• What to work on: Copy the lines from the line with "last-statement-label: Last statement" to the line with "other-amount-radio[interactable] bbox=[206, 250, 214, 258]", swapping "payment account" for "billing account" and changing nothing else.

---------- Given records ----------

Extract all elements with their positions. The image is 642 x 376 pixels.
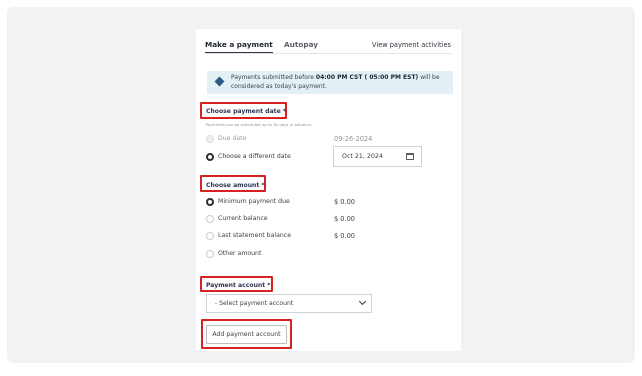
last-statement-label: Last statement balance bbox=[218, 232, 292, 239]
payment-account-select-value: - Select payment account bbox=[215, 300, 294, 307]
payment-form-card: Make a payment Autopay View payment acti… bbox=[196, 29, 461, 351]
add-payment-account-button[interactable]: Add payment account bbox=[206, 325, 287, 344]
other-amount-radio[interactable] bbox=[206, 250, 214, 258]
view-payment-activities-link[interactable]: View payment activities bbox=[372, 41, 451, 49]
payment-date-title: Choose payment date * bbox=[206, 108, 287, 115]
add-payment-account-label: Add payment account bbox=[212, 331, 281, 338]
last-statement-radio[interactable] bbox=[206, 232, 214, 240]
current-balance-label: Current balance bbox=[218, 215, 268, 222]
payment-date-value: Oct 21, 2024 bbox=[342, 153, 383, 160]
minimum-payment-radio[interactable] bbox=[206, 198, 214, 206]
last-statement-value: $ 0.00 bbox=[334, 232, 355, 240]
payment-account-title: Payment account * bbox=[206, 282, 271, 289]
calendar-icon[interactable] bbox=[406, 153, 414, 160]
due-date-value: 09-26-2024 bbox=[334, 135, 373, 143]
different-date-radio[interactable] bbox=[206, 153, 214, 161]
tab-autopay[interactable]: Autopay bbox=[284, 40, 318, 49]
info-diamond-icon bbox=[214, 76, 225, 87]
page-background: Make a payment Autopay View payment acti… bbox=[7, 7, 635, 363]
minimum-payment-value: $ 0.00 bbox=[334, 198, 355, 206]
minimum-payment-label: Minimum payment due bbox=[218, 198, 290, 205]
other-amount-label: Other amount bbox=[218, 250, 262, 257]
tabs-divider bbox=[205, 53, 452, 54]
chevron-down-icon bbox=[358, 297, 367, 306]
payment-date-input[interactable]: Oct 21, 2024 bbox=[333, 146, 422, 167]
info-banner: Payments submitted before 04:00 PM CST (… bbox=[207, 71, 453, 94]
amount-title: Choose amount * bbox=[206, 182, 265, 189]
info-banner-text: Payments submitted before 04:00 PM CST (… bbox=[231, 74, 440, 90]
current-balance-radio[interactable] bbox=[206, 215, 214, 223]
current-balance-value: $ 0.00 bbox=[334, 215, 355, 223]
due-date-label: Due date bbox=[218, 135, 247, 142]
different-date-label: Choose a different date bbox=[218, 153, 291, 160]
due-date-radio[interactable] bbox=[206, 135, 214, 143]
payment-account-select[interactable]: - Select payment account bbox=[206, 294, 372, 313]
tab-make-payment[interactable]: Make a payment bbox=[205, 40, 273, 49]
payment-date-hint: Payments can be scheduled up to 30 days … bbox=[206, 122, 313, 127]
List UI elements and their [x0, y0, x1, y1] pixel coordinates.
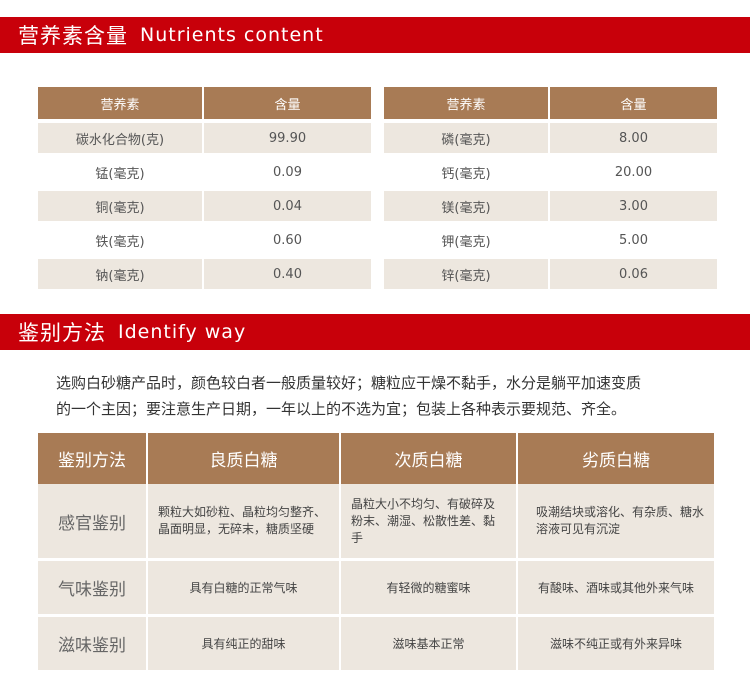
identify-table: 鉴别方法 良质白糖 次质白糖 劣质白糖 感官鉴别 颗粒大如砂粒、晶粒均匀整齐、晶…: [38, 433, 714, 673]
nutrient-amount: 0.40: [204, 259, 371, 289]
nutrient-name: 镁(毫克): [384, 191, 550, 221]
identify-header-poor: 劣质白糖: [518, 433, 714, 484]
nutrient-header-name: 营养素: [384, 87, 550, 119]
table-row: 锰(毫克) 0.09: [38, 157, 371, 187]
nutrient-amount: 99.90: [204, 123, 371, 153]
nutrient-amount: 5.00: [550, 225, 717, 255]
intro-line: 选购白砂糖产品时，颜色较白者一般质量较好；糖粒应干燥不黏手，水分是躺平加速变质: [56, 374, 642, 392]
nutrient-amount: 0.09: [204, 157, 371, 187]
nutrient-name: 铜(毫克): [38, 191, 204, 221]
identify-cell-good: 具有纯正的甜味: [148, 617, 341, 673]
identify-cell-medium: 晶粒大小不均匀、有破碎及粉末、潮湿、松散性差、黏手: [341, 484, 518, 561]
nutrient-name: 钙(毫克): [384, 157, 550, 187]
table-row: 铁(毫克) 0.60: [38, 225, 371, 255]
identify-cell-poor: 滋味不纯正或有外来异味: [518, 617, 714, 673]
nutrient-name: 锰(毫克): [38, 157, 204, 187]
identify-cell-medium: 有轻微的糖蜜味: [341, 561, 518, 617]
identify-banner: 鉴别方法 Identify way: [0, 314, 750, 350]
nutrient-table-left: 营养素 含量 碳水化合物(克) 99.90 锰(毫克) 0.09 铜(毫克) 0…: [38, 83, 371, 293]
table-row: 感官鉴别 颗粒大如砂粒、晶粒均匀整齐、晶面明显，无碎末，糖质坚硬 晶粒大小不均匀…: [38, 484, 714, 561]
nutrients-title-cn: 营养素含量: [18, 24, 128, 48]
identify-cell-good: 具有白糖的正常气味: [148, 561, 341, 617]
identify-title-en: Identify way: [118, 321, 247, 343]
nutrient-name: 锌(毫克): [384, 259, 550, 289]
intro-line: 的一个主因；要注意生产日期，一年以上的不选为宜；包装上各种表示要规范、齐全。: [56, 400, 627, 418]
nutrient-header-name: 营养素: [38, 87, 204, 119]
identify-title-cn: 鉴别方法: [18, 321, 106, 345]
identify-header-medium: 次质白糖: [341, 433, 518, 484]
nutrient-name: 钾(毫克): [384, 225, 550, 255]
identify-cell-good: 颗粒大如砂粒、晶粒均匀整齐、晶面明显，无碎末，糖质坚硬: [148, 484, 341, 561]
nutrient-table-right: 营养素 含量 磷(毫克) 8.00 钙(毫克) 20.00 镁(毫克) 3.00…: [384, 83, 717, 293]
identify-row-label: 感官鉴别: [38, 484, 148, 561]
table-row: 钙(毫克) 20.00: [384, 157, 717, 187]
nutrient-amount: 3.00: [550, 191, 717, 221]
nutrient-header-amount: 含量: [204, 87, 371, 119]
table-row: 铜(毫克) 0.04: [38, 191, 371, 221]
nutrient-header-amount: 含量: [550, 87, 717, 119]
identify-cell-poor: 有酸味、酒味或其他外来气味: [518, 561, 714, 617]
table-row: 气味鉴别 具有白糖的正常气味 有轻微的糖蜜味 有酸味、酒味或其他外来气味: [38, 561, 714, 617]
table-row: 钠(毫克) 0.40: [38, 259, 371, 289]
identify-row-label: 滋味鉴别: [38, 617, 148, 673]
nutrient-amount: 0.04: [204, 191, 371, 221]
identify-row-label: 气味鉴别: [38, 561, 148, 617]
nutrient-name: 碳水化合物(克): [38, 123, 204, 153]
table-row: 锌(毫克) 0.06: [384, 259, 717, 289]
identify-cell-medium: 滋味基本正常: [341, 617, 518, 673]
nutrient-amount: 0.60: [204, 225, 371, 255]
nutrient-name: 钠(毫克): [38, 259, 204, 289]
nutrient-name: 磷(毫克): [384, 123, 550, 153]
nutrient-amount: 8.00: [550, 123, 717, 153]
identify-header-method: 鉴别方法: [38, 433, 148, 484]
identify-intro: 选购白砂糖产品时，颜色较白者一般质量较好；糖粒应干燥不黏手，水分是躺平加速变质 …: [56, 370, 716, 422]
table-row: 磷(毫克) 8.00: [384, 123, 717, 153]
identify-cell-poor: 吸潮结块或溶化、有杂质、糖水溶液可见有沉淀: [518, 484, 714, 561]
nutrients-title-en: Nutrients content: [140, 24, 324, 46]
table-row: 碳水化合物(克) 99.90: [38, 123, 371, 153]
identify-header-good: 良质白糖: [148, 433, 341, 484]
table-row: 钾(毫克) 5.00: [384, 225, 717, 255]
nutrient-amount: 0.06: [550, 259, 717, 289]
table-row: 滋味鉴别 具有纯正的甜味 滋味基本正常 滋味不纯正或有外来异味: [38, 617, 714, 673]
nutrients-banner: 营养素含量 Nutrients content: [0, 17, 750, 53]
nutrient-amount: 20.00: [550, 157, 717, 187]
nutrient-name: 铁(毫克): [38, 225, 204, 255]
table-row: 镁(毫克) 3.00: [384, 191, 717, 221]
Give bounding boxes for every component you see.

----------

• Answer to the problem:
last-statement-label: Last statement balance bbox=[218, 232, 292, 239]
payment-account-select-value: - Select billing account bbox=[215, 300, 294, 307]
payment-form-card: Make a payment Autopay View payment acti… bbox=[196, 29, 461, 351]
add-payment-account-button[interactable]: Add billing account bbox=[206, 325, 287, 344]
other-amount-radio[interactable] bbox=[206, 250, 214, 258]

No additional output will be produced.